[Dataset listings of figures]
++++++
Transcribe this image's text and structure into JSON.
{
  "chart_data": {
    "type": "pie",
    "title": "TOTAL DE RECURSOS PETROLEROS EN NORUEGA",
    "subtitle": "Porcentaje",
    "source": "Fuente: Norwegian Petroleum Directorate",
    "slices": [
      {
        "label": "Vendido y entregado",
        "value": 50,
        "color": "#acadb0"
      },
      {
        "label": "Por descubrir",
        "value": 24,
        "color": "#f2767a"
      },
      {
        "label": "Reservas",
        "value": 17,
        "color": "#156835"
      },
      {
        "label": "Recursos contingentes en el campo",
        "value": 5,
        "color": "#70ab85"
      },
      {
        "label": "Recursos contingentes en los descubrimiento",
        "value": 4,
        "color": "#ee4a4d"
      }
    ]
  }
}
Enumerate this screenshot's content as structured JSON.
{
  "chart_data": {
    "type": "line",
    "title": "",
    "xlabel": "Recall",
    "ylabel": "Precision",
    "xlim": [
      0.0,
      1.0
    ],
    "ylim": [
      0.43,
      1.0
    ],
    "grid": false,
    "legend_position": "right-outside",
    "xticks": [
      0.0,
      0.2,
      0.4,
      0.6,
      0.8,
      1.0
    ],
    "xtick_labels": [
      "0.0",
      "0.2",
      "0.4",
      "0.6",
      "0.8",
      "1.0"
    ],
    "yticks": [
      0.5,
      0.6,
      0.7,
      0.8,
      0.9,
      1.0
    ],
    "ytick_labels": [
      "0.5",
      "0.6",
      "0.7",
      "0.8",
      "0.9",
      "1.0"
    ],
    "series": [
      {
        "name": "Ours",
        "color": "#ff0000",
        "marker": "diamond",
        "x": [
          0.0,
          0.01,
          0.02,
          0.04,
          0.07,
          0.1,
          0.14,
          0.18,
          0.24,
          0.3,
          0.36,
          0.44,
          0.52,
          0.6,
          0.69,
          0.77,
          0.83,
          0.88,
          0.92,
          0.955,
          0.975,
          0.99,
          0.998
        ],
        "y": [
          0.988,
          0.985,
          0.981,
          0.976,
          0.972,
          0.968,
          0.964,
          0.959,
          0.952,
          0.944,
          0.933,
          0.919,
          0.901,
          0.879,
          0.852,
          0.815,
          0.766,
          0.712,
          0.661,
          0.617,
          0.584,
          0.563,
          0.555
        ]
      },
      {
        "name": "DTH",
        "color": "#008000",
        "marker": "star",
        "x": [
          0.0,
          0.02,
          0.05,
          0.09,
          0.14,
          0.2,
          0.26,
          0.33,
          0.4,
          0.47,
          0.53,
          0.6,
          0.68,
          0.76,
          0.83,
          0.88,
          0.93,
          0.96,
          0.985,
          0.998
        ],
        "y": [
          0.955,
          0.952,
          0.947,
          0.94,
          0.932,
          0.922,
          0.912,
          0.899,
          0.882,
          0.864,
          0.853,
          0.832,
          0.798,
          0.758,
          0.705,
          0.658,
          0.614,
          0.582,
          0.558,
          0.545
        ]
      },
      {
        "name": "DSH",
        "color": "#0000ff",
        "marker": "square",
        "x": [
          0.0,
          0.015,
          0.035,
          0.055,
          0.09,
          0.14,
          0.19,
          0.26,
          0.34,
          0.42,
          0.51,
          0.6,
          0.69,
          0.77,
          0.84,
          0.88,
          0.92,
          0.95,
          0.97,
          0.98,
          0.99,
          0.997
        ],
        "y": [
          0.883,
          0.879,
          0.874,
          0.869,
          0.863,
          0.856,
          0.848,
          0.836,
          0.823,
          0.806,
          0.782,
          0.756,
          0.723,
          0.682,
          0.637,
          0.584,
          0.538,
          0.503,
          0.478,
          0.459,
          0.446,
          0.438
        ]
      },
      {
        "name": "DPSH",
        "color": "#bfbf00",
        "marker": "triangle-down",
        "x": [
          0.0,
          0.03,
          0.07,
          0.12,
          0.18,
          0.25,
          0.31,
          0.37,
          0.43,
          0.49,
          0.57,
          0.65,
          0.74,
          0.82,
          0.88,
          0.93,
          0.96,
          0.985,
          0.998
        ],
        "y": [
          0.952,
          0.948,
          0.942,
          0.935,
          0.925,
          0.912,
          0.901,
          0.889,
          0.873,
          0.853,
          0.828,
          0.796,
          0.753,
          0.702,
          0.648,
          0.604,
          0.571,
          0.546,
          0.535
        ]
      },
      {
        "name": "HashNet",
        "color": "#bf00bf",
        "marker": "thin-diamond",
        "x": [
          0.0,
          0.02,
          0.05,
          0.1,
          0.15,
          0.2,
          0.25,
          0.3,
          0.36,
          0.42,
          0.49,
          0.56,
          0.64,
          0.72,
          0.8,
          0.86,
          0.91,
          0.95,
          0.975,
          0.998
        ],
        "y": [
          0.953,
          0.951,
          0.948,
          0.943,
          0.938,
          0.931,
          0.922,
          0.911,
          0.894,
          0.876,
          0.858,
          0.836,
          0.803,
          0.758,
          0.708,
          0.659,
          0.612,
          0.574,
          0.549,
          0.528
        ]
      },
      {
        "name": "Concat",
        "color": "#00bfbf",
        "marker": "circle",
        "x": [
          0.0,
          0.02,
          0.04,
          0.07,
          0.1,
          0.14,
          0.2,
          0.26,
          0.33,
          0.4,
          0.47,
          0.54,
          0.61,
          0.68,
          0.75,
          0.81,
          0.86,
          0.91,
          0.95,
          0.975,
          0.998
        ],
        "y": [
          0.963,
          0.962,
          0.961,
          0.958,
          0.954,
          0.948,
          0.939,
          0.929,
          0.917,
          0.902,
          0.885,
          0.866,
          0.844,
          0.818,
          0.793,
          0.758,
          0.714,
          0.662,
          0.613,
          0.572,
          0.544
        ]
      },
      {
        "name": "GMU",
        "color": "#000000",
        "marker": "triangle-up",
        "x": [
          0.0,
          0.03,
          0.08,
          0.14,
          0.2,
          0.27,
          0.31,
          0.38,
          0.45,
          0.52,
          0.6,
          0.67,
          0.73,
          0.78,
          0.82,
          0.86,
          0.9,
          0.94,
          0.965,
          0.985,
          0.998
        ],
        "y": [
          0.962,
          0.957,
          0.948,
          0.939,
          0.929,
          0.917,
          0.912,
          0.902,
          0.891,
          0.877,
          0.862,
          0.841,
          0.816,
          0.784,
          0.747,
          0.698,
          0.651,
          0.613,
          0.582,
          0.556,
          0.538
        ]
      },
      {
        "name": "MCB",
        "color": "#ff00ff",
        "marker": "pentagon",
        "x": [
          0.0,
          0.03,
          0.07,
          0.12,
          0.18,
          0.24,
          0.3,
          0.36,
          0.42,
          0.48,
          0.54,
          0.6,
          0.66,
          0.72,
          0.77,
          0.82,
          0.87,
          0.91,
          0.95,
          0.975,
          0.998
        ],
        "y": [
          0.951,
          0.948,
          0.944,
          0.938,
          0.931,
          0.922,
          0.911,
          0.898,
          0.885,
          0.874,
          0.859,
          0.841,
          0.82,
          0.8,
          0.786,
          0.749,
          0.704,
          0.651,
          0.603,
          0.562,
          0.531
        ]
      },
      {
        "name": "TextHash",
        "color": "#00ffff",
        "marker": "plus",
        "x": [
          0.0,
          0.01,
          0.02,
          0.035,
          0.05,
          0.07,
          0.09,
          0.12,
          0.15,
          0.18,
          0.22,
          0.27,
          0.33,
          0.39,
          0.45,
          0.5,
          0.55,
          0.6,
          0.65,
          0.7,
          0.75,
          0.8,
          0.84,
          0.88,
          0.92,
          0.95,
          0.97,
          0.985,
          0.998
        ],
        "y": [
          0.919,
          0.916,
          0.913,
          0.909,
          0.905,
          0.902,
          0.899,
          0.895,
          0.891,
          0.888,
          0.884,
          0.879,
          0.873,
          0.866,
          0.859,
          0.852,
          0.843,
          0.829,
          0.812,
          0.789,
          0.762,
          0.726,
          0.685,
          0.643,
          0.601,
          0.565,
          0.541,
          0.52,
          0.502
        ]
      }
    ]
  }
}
++++++
[GOAL]
Pull out each line of the records holding the string "name".

[OUTPUT FOR THIS TASK]
        "name": "Ours",
        "name": "DTH",
        "name": "DSH",
        "name": "DPSH",
        "name": "HashNet",
        "name": "Concat",
        "name": "GMU",
        "name": "MCB",
        "name": "TextHash",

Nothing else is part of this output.